Look through the data below. Show each line where the string "Available" occurs.

>> START RECORDS SHOWN

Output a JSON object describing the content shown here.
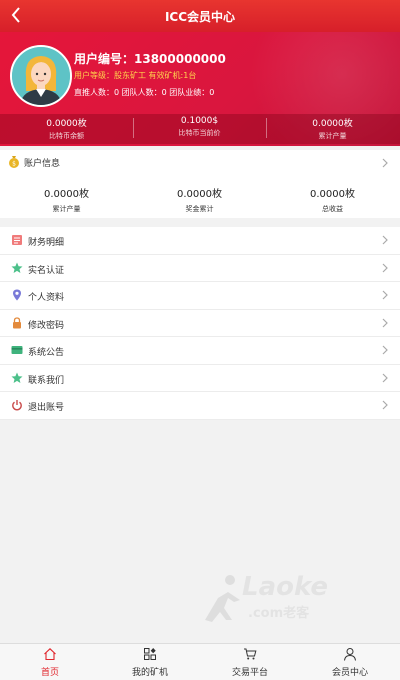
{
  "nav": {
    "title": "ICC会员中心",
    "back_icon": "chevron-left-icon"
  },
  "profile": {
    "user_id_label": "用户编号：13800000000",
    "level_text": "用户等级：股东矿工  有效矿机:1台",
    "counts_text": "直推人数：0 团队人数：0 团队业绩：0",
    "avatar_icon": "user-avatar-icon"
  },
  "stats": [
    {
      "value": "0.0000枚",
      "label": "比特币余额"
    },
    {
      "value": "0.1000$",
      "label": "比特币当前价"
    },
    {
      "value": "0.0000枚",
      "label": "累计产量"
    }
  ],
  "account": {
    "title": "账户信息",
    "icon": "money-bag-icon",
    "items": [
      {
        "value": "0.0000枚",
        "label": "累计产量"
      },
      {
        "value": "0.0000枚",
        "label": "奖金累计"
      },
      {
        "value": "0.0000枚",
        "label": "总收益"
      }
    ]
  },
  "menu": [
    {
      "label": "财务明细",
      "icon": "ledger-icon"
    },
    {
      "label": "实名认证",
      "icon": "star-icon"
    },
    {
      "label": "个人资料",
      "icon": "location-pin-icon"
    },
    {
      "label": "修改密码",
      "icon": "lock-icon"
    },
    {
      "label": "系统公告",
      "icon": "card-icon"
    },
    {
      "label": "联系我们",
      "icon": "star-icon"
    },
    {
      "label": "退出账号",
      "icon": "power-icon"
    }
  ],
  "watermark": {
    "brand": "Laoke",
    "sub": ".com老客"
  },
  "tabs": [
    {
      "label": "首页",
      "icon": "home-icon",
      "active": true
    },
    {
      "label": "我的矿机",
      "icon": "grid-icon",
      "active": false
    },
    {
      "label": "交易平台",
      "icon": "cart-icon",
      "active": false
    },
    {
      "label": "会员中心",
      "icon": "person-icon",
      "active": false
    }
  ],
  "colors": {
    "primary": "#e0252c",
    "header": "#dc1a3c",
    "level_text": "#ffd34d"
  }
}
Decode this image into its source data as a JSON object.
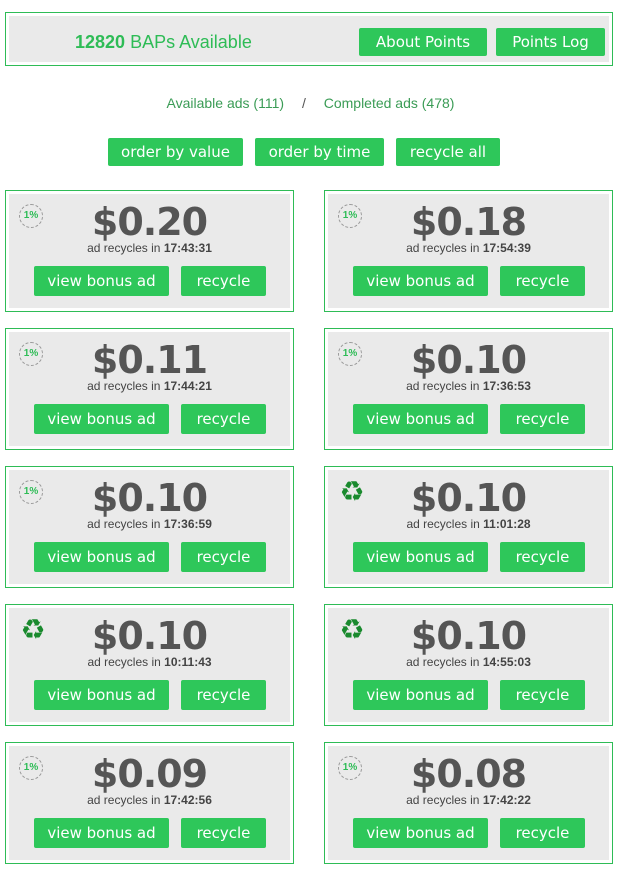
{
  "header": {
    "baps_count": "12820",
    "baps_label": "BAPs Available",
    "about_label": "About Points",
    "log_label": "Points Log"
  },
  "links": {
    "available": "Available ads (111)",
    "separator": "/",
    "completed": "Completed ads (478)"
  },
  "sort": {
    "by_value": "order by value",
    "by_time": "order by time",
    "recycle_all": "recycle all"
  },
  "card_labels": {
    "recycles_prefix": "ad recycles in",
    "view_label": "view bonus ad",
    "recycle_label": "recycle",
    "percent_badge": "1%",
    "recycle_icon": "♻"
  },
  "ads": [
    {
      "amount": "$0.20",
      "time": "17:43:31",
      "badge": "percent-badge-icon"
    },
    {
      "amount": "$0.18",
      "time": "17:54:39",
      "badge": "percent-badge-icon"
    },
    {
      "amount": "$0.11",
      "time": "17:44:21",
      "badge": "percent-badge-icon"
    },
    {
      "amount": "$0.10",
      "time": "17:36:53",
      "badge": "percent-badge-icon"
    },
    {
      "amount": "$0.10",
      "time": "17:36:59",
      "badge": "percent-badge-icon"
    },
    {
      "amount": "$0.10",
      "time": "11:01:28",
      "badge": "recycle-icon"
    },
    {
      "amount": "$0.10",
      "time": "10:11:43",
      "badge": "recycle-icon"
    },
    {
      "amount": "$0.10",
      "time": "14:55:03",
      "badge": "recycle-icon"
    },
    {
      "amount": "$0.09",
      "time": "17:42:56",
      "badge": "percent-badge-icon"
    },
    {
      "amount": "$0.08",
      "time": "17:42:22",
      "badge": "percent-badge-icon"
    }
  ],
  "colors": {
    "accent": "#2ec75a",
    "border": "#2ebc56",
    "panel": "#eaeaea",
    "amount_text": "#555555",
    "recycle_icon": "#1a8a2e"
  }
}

>> END RECORDS SHOWN
>> START RECORDS SHOWN

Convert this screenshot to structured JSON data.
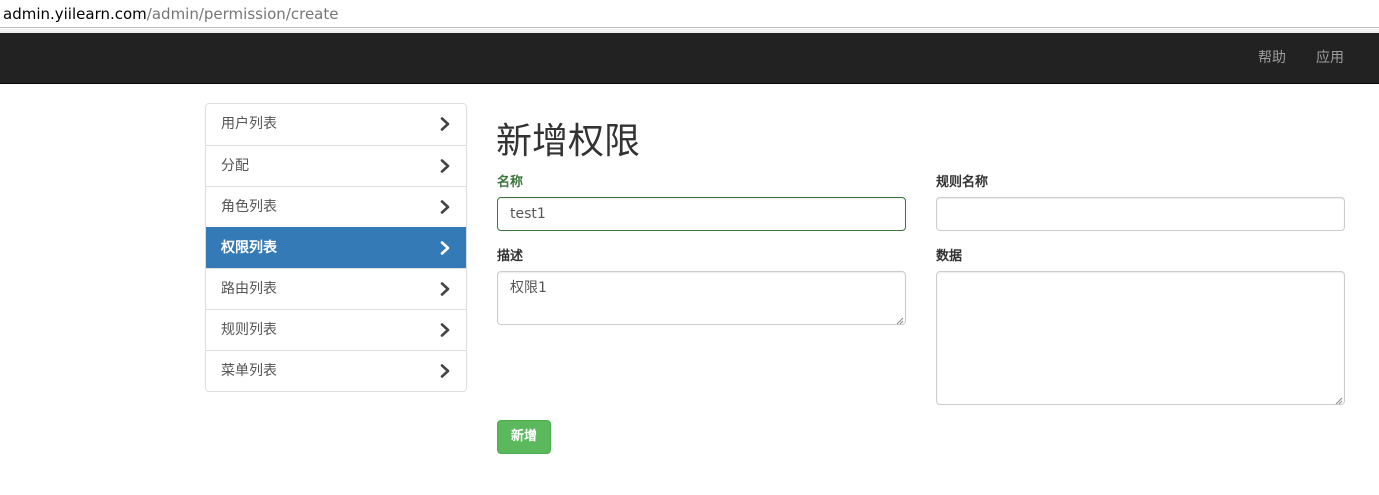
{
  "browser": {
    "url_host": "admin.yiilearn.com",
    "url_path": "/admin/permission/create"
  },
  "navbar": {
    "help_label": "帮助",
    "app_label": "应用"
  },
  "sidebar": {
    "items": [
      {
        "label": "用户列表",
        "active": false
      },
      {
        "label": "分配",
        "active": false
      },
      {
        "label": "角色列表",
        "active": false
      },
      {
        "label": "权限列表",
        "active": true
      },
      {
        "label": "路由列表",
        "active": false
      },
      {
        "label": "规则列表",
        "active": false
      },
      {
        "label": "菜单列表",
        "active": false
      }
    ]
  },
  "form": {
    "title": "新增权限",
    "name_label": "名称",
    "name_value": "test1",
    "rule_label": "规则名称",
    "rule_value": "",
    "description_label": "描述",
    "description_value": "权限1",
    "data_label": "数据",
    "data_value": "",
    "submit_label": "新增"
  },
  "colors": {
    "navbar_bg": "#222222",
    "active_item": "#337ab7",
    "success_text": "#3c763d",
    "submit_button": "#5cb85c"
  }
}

>> END RECORDS SHOWN

* _EXERCISE RESULT_
    "baps_label": "BAPs Available",
    "available": "Available ads (111)",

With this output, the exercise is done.